#### Your goal
Each entry needs to be reproduced exactly, with none left out.

#### Record excerpts
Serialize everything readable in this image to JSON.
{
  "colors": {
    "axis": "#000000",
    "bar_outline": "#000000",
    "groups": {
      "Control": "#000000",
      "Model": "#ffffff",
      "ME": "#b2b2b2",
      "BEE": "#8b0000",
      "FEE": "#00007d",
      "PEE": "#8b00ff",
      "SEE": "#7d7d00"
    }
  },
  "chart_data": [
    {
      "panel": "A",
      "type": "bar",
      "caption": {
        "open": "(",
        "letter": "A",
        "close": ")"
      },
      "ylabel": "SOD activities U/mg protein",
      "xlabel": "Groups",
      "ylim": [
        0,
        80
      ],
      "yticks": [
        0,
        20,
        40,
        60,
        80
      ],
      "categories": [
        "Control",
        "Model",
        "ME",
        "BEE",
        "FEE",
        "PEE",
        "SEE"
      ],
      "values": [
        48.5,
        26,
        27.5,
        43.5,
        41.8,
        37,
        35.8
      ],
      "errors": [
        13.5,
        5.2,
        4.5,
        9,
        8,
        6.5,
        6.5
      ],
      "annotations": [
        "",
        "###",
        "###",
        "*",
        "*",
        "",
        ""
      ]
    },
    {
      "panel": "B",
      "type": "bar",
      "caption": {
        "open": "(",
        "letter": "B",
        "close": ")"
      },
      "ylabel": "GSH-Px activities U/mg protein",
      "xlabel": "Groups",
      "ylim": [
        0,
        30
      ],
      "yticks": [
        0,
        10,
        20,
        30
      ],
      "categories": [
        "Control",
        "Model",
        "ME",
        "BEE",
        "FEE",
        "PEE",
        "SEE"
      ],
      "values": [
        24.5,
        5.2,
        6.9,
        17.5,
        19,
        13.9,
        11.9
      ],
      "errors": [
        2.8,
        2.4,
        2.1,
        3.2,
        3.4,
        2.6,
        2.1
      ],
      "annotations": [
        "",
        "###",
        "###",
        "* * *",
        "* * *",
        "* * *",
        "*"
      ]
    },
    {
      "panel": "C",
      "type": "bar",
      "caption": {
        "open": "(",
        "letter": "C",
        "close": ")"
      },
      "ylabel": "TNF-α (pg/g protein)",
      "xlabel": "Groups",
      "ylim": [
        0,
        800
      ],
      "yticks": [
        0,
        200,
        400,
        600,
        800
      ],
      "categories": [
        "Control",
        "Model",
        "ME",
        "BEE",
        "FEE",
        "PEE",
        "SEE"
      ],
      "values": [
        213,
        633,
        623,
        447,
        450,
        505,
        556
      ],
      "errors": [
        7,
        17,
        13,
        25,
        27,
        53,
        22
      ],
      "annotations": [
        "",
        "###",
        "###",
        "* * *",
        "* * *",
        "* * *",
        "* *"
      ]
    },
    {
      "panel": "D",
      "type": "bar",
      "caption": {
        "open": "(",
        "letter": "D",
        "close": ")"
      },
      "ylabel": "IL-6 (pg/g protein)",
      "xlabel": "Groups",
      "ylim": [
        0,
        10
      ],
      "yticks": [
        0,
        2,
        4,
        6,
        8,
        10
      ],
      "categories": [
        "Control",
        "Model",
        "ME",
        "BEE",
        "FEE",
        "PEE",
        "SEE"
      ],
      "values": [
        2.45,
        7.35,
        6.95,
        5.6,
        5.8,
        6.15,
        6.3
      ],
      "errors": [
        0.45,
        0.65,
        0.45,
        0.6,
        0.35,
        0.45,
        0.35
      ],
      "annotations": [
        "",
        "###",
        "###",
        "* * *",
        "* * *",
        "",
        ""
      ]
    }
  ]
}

#### Solution to this problem
Serialize everything readable in this image to JSON.
{
  "colors": {
    "axis": "#000000",
    "bar_outline": "#000000",
    "groups": {
      "Control": "#000000",
      "Model": "#ffffff",
      "ME": "#b2b2b2",
      "BEE": "#8b0000",
      "FEE": "#00007d",
      "PEE": "#8b00ff",
      "SEE": "#7d7d00"
    }
  },
  "chart_data": [
    {
      "panel": "A",
      "type": "bar",
      "caption": {
        "open": "(",
        "letter": "A",
        "close": ")"
      },
      "ylabel": "SOD activities U/mg protein",
      "xlabel": "Groups",
      "ylim": [
        0,
        80
      ],
      "yticks": [
        0,
        20,
        40,
        60,
        80
      ],
      "categories": [
        "Control",
        "Model",
        "ME",
        "BEE",
        "FEE",
        "PEE",
        "SEE"
      ],
      "values": [
        48.5,
        26,
        27.5,
        43.5,
        41.8,
        37,
        35.8
      ],
      "errors": [
        13.5,
        5.2,
        4.5,
        9,
        8,
        6.5,
        6.5
      ],
      "annotations": [
        "",
        "###",
        "###",
        "*",
        "*",
        "",
        ""
      ]
    },
    {
      "panel": "B",
      "type": "bar",
      "caption": {
        "open": "(",
        "letter": "B",
        "close": ")"
      },
      "ylabel": "GSH-Px activities U/mg protein",
      "xlabel": "Groups",
      "ylim": [
        0,
        30
      ],
      "yticks": [
        0,
        10,
        20,
        30
      ],
      "categories": [
        "Control",
        "Model",
        "ME",
        "BEE",
        "FEE",
        "PEE",
        "SEE"
      ],
      "values": [
        24.5,
        5.2,
        6.9,
        17.5,
        19,
        13.9,
        11.9
      ],
      "errors": [
        2.8,
        2.4,
        2.1,
        3.2,
        3.4,
        2.6,
        2.1
      ],
      "annotations": [
        "",
        "###",
        "###",
        "* * *",
        "* * *",
        "* * *",
        "*"
      ]
    },
    {
      "panel": "C",
      "type": "bar",
      "caption": {
        "open": "(",
        "letter": "C",
        "close": ")"
      },
      "ylabel": "TNF-α (pg/g protein)",
      "xlabel": "Groups",
      "ylim": [
        0,
        800
      ],
      "yticks": [
        0,
        200,
        400,
        600,
        800
      ],
      "categories": [
        "Control",
        "Model",
        "ME",
        "BEE",
        "FEE",
        "PEE",
        "SEE"
      ],
      "values": [
        213,
        633,
        623,
        447,
        450,
        505,
        556
      ],
      "errors": [
        7,
        17,
        13,
        25,
        27,
        53,
        22
      ],
      "annotations": [
        "",
        "###",
        "###",
        "* * *",
        "* * *",
        "* * *",
        "* *"
      ]
    },
    {
      "panel": "D",
      "type": "bar",
      "caption": {
        "open": "(",
        "letter": "D",
        "close": ")"
      },
      "ylabel": "IL-6 (pg/g protein)",
      "xlabel": "Groups",
      "ylim": [
        0,
        10
      ],
      "yticks": [
        0,
        2,
        4,
        6,
        8,
        10
      ],
      "categories": [
        "Control",
        "Model",
        "ME",
        "BEE",
        "FEE",
        "PEE",
        "SEE"
      ],
      "values": [
        2.45,
        7.35,
        6.95,
        5.6,
        5.8,
        6.15,
        6.3
      ],
      "errors": [
        0.45,
        0.65,
        0.45,
        0.6,
        0.35,
        0.45,
        0.35
      ],
      "annotations": [
        "",
        "###",
        "###",
        "* * *",
        "* * *",
        "",
        ""
      ]
    }
  ]
}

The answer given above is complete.